- **SET EXERCISE**
Copy out each line that mentions the word "color".

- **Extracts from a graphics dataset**
───

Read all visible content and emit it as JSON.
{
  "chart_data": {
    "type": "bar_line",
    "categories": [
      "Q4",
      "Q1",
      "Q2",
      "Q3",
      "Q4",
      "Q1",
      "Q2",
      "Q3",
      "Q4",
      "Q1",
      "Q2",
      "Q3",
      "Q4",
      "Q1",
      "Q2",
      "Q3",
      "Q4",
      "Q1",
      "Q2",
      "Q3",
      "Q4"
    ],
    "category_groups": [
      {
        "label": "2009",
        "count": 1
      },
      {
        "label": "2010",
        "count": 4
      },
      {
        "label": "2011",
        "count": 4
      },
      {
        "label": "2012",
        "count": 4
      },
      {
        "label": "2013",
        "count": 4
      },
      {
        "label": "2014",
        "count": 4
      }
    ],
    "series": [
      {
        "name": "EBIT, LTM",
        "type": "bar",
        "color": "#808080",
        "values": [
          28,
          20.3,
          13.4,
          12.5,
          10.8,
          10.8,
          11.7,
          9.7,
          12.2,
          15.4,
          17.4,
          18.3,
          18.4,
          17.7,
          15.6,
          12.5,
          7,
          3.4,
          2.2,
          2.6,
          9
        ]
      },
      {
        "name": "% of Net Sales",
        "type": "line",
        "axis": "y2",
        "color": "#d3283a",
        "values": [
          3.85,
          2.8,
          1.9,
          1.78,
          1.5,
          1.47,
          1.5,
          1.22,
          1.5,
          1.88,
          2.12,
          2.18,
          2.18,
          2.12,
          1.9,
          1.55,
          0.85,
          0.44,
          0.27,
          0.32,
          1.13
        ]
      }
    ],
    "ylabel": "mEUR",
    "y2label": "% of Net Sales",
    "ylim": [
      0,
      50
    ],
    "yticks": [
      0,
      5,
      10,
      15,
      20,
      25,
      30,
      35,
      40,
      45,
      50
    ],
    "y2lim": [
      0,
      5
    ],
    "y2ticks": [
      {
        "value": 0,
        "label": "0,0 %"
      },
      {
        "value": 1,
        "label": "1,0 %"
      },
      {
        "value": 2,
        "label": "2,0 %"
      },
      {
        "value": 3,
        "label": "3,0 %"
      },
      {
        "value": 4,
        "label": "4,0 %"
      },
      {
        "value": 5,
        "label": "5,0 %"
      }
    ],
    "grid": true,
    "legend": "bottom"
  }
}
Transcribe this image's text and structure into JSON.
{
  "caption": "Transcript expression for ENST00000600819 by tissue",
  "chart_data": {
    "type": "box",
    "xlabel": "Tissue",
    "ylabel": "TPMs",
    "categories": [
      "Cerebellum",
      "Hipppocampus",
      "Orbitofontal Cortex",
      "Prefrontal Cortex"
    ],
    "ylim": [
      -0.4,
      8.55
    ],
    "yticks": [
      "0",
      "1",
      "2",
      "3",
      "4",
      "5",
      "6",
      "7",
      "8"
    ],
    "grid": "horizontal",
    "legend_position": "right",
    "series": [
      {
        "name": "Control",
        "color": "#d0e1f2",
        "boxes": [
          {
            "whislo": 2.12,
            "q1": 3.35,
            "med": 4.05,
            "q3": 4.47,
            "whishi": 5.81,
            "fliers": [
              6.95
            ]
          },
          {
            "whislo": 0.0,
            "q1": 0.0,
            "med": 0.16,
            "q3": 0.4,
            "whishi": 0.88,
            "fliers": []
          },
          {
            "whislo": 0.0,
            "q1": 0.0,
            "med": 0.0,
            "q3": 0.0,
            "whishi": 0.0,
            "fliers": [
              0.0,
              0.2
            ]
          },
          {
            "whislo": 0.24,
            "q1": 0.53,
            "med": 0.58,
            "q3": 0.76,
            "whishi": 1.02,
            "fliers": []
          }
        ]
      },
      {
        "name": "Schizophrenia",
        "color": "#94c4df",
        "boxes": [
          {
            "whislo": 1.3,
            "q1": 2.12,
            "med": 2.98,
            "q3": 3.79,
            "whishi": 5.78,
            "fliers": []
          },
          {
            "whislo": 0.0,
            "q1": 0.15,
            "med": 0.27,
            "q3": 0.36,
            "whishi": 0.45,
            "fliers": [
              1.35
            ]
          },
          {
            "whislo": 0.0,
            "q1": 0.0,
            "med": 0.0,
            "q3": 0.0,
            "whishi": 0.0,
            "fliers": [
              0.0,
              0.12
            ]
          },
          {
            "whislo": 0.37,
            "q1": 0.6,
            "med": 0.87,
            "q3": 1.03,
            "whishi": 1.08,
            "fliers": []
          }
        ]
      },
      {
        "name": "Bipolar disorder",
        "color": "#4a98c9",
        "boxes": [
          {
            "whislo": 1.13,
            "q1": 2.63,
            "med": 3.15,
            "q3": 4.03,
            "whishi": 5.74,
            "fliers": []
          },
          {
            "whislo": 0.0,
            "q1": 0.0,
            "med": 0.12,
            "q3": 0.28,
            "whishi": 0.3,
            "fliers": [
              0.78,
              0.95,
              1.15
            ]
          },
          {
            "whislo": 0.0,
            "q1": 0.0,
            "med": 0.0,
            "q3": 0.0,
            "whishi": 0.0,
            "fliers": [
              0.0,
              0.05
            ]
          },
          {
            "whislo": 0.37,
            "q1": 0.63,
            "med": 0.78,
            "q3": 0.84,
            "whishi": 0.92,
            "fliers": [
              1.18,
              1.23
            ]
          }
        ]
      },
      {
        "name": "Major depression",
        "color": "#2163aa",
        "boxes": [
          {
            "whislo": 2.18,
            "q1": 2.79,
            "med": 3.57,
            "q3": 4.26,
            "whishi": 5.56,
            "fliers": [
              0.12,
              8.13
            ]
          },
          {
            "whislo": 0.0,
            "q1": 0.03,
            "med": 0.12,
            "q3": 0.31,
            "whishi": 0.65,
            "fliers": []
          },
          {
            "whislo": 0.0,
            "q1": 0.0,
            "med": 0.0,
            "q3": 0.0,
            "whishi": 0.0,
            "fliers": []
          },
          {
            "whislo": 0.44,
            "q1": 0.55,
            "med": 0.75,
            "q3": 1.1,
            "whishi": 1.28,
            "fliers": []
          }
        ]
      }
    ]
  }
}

───

- **COMPLETE RESPONSE**
        "color": "#808080",
        "color": "#d3283a",
        "color": "#d0e1f2",
        "color": "#94c4df",
        "color": "#4a98c9",
        "color": "#2163aa",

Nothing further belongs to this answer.